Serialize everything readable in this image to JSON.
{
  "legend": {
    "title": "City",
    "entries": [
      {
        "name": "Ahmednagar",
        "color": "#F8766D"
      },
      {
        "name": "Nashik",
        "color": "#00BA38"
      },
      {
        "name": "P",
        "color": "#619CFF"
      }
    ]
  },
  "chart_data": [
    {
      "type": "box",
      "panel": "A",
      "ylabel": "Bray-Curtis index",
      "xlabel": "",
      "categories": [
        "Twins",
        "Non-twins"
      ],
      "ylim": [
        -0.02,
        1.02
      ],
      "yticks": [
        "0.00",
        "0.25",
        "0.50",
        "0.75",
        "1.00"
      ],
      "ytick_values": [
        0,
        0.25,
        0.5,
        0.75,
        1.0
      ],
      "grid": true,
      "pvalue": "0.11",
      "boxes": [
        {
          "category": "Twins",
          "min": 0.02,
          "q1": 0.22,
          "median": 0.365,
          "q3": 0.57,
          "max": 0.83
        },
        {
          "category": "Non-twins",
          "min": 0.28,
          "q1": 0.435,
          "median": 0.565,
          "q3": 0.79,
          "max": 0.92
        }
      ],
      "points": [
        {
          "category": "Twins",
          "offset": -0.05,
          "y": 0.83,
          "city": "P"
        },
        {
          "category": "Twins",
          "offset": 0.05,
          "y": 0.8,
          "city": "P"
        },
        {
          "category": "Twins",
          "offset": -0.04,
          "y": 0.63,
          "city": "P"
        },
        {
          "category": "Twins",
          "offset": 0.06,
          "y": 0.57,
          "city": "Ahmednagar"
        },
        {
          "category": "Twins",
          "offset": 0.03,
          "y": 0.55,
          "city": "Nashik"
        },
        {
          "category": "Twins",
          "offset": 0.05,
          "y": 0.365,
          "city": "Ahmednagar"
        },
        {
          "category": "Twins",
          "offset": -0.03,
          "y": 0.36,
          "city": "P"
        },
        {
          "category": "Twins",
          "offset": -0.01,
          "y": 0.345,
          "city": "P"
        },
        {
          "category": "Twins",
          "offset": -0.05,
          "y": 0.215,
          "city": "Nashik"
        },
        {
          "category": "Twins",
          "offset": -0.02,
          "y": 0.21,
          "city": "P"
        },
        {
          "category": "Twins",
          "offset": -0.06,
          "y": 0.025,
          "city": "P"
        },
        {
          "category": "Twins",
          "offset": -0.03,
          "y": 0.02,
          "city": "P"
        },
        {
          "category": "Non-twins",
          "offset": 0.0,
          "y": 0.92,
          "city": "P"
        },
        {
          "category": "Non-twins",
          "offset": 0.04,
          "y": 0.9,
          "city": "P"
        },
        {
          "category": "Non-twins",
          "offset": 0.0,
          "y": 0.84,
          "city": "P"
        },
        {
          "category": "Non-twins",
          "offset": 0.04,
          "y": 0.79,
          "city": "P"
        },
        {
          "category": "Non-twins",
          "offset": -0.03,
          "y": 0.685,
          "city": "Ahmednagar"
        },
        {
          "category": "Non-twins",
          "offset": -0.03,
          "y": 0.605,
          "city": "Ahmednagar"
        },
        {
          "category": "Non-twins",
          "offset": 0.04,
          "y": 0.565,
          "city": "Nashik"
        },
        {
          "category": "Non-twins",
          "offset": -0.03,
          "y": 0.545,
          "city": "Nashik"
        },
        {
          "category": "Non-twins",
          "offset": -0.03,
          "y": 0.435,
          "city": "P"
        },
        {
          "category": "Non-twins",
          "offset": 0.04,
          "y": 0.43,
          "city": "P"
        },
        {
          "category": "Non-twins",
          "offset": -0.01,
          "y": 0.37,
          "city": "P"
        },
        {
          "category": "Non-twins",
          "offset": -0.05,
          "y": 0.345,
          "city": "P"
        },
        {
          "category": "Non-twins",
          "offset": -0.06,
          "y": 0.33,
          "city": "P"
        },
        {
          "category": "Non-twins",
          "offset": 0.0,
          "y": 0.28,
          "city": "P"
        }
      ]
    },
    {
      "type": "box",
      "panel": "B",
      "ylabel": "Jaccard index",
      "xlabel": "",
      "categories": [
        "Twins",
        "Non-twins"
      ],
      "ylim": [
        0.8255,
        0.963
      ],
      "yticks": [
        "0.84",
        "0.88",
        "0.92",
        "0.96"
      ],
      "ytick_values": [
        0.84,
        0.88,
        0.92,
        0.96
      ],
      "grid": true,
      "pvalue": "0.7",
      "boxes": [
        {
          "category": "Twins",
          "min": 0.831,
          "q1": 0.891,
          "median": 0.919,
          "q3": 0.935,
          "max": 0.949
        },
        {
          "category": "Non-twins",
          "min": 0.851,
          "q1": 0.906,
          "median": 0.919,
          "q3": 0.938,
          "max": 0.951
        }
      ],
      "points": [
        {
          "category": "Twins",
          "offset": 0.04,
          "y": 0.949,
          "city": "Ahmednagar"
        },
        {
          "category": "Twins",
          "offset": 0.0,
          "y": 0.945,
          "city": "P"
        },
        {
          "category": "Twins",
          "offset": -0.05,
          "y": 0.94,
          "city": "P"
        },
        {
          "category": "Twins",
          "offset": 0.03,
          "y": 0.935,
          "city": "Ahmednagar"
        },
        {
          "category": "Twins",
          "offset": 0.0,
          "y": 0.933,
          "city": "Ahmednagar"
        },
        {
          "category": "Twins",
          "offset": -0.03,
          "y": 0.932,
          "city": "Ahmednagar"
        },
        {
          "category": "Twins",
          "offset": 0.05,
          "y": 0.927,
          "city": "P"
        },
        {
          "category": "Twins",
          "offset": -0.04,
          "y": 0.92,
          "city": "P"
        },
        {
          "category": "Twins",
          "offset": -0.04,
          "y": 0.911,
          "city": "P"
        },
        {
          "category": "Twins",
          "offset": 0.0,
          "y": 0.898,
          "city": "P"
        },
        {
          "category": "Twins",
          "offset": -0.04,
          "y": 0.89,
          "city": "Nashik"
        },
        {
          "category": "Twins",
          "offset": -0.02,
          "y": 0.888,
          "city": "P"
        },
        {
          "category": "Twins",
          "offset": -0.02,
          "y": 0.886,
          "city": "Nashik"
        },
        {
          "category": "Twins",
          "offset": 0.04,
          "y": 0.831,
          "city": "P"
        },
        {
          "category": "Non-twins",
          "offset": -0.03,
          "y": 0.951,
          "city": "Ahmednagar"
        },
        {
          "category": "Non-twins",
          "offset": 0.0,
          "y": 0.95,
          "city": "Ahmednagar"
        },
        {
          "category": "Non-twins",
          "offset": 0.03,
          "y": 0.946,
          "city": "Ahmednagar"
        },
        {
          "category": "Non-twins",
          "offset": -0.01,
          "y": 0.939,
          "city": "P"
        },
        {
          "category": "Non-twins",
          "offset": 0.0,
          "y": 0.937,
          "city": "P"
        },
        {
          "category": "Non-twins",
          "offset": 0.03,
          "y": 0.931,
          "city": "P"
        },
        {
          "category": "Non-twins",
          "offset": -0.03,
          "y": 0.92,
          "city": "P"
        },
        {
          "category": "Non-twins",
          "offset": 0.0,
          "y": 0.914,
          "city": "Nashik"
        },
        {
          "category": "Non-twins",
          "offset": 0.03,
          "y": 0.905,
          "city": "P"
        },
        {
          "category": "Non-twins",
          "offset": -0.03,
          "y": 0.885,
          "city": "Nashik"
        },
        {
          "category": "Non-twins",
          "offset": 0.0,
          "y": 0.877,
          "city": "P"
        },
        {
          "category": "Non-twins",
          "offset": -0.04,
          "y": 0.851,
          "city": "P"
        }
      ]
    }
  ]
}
---*---
YOUR TASK :: Pick out each line in the material containing "ylabel".

ANSWER IN FULL ::
      "ylabel": "Bray-Curtis index",
      "ylabel": "Jaccard index",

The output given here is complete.